* **STATED GOAL**: Write the material out again in full, exactly.
»»
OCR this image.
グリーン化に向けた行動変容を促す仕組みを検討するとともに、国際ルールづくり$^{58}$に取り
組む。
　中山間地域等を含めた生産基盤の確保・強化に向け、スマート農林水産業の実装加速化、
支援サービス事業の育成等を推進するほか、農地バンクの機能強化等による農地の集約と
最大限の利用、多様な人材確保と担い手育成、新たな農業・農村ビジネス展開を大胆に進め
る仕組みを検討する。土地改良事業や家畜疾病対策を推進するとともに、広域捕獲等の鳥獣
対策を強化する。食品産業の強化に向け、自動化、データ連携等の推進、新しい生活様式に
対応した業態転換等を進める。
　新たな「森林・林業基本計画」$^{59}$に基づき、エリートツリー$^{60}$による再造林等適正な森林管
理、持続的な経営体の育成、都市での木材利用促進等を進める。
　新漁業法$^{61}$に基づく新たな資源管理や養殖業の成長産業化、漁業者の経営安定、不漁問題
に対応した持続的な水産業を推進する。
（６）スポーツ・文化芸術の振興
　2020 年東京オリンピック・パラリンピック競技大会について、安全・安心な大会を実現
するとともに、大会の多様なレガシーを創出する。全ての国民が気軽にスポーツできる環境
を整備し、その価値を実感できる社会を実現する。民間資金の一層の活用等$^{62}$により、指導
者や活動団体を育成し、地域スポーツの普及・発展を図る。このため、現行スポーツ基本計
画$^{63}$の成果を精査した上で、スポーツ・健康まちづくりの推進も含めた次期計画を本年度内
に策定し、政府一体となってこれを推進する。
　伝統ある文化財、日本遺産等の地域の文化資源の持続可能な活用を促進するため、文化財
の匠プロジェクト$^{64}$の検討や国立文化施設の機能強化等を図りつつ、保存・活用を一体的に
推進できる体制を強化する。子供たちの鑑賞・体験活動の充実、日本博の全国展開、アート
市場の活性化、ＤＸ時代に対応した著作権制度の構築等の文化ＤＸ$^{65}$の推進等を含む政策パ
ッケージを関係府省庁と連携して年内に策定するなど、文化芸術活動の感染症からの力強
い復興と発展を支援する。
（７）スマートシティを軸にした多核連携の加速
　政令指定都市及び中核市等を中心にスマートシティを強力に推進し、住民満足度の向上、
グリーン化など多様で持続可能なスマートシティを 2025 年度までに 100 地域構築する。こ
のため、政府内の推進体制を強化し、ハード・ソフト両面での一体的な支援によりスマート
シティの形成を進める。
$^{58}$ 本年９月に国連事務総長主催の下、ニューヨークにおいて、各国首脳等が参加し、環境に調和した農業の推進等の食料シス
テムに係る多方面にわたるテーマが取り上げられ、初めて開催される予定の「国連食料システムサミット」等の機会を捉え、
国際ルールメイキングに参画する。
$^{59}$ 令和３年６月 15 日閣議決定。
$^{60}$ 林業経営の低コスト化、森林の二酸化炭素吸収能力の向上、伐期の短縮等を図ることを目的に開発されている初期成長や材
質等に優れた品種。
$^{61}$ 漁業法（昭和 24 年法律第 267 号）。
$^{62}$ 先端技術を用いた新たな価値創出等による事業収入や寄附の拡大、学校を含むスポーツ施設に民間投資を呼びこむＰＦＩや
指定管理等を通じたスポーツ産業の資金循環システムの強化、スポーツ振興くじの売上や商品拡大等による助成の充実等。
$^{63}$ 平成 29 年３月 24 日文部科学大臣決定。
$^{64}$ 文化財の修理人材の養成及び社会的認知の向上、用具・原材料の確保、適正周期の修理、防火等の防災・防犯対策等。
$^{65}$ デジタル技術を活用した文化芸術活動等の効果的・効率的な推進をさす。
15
««
* **ANSWER IN FULL**:
OCR this image.
グリーン化に向けた行動変容を促す仕組みを検討するとともに、国際ルールづくり$^{58}$に取り
組む。
　中山間地域等を含めた生産基盤の確保・強化に向け、スマート農林水産業の実装加速化、
支援サービス事業の育成等を推進するほか、農地バンクの機能強化等による農地の集約と
最大限の利用、多様な人材確保と担い手育成、新たな農業・農村ビジネス展開を大胆に進め
る仕組みを検討する。土地改良事業や家畜疾病対策を推進するとともに、広域捕獲等の鳥獣
対策を強化する。食品産業の強化に向け、自動化、データ連携等の推進、新しい生活様式に
対応した業態転換等を進める。
　新たな「森林・林業基本計画」$^{59}$に基づき、エリートツリー$^{60}$による再造林等適正な森林管
理、持続的な経営体の育成、都市での木材利用促進等を進める。
　新漁業法$^{61}$に基づく新たな資源管理や養殖業の成長産業化、漁業者の経営安定、不漁問題
に対応した持続的な水産業を推進する。
（６）スポーツ・文化芸術の振興
　2020 年東京オリンピック・パラリンピック競技大会について、安全・安心な大会を実現
するとともに、大会の多様なレガシーを創出する。全ての国民が気軽にスポーツできる環境
を整備し、その価値を実感できる社会を実現する。民間資金の一層の活用等$^{62}$により、指導
者や活動団体を育成し、地域スポーツの普及・発展を図る。このため、現行スポーツ基本計
画$^{63}$の成果を精査した上で、スポーツ・健康まちづくりの推進も含めた次期計画を本年度内
に策定し、政府一体となってこれを推進する。
　伝統ある文化財、日本遺産等の地域の文化資源の持続可能な活用を促進するため、文化財
の匠プロジェクト$^{64}$の検討や国立文化施設の機能強化等を図りつつ、保存・活用を一体的に
推進できる体制を強化する。子供たちの鑑賞・体験活動の充実、日本博の全国展開、アート
市場の活性化、ＤＸ時代に対応した著作権制度の構築等の文化ＤＸ$^{65}$の推進等を含む政策パ
ッケージを関係府省庁と連携して年内に策定するなど、文化芸術活動の感染症からの力強
い復興と発展を支援する。
（７）スマートシティを軸にした多核連携の加速
　政令指定都市及び中核市等を中心にスマートシティを強力に推進し、住民満足度の向上、
グリーン化など多様で持続可能なスマートシティを 2025 年度までに 100 地域構築する。こ
のため、政府内の推進体制を強化し、ハード・ソフト両面での一体的な支援によりスマート
シティの形成を進める。
$^{58}$ 本年９月に国連事務総長主催の下、ニューヨークにおいて、各国首脳等が参加し、環境に調和した農業の推進等の食料シス
テムに係る多方面にわたるテーマが取り上げられ、初めて開催される予定の「国連食料システムサミット」等の機会を捉え、
国際ルールメイキングに参画する。
$^{59}$ 令和３年６月 15 日閣議決定。
$^{60}$ 林業経営の低コスト化、森林の二酸化炭素吸収能力の向上、伐期の短縮等を図ることを目的に開発されている初期成長や材
質等に優れた品種。
$^{61}$ 漁業法（昭和 24 年法律第 267 号）。
$^{62}$ 先端技術を用いた新たな価値創出等による事業収入や寄附の拡大、学校を含むスポーツ施設に民間投資を呼びこむＰＦＩや
指定管理等を通じたスポーツ産業の資金循環システムの強化、スポーツ振興くじの売上や商品拡大等による助成の充実等。
$^{63}$ 平成 29 年３月 24 日文部科学大臣決定。
$^{64}$ 文化財の修理人材の養成及び社会的認知の向上、用具・原材料の確保、適正周期の修理、防火等の防災・防犯対策等。
$^{65}$ デジタル技術を活用した文化芸術活動等の効果的・効率的な推進をさす。
15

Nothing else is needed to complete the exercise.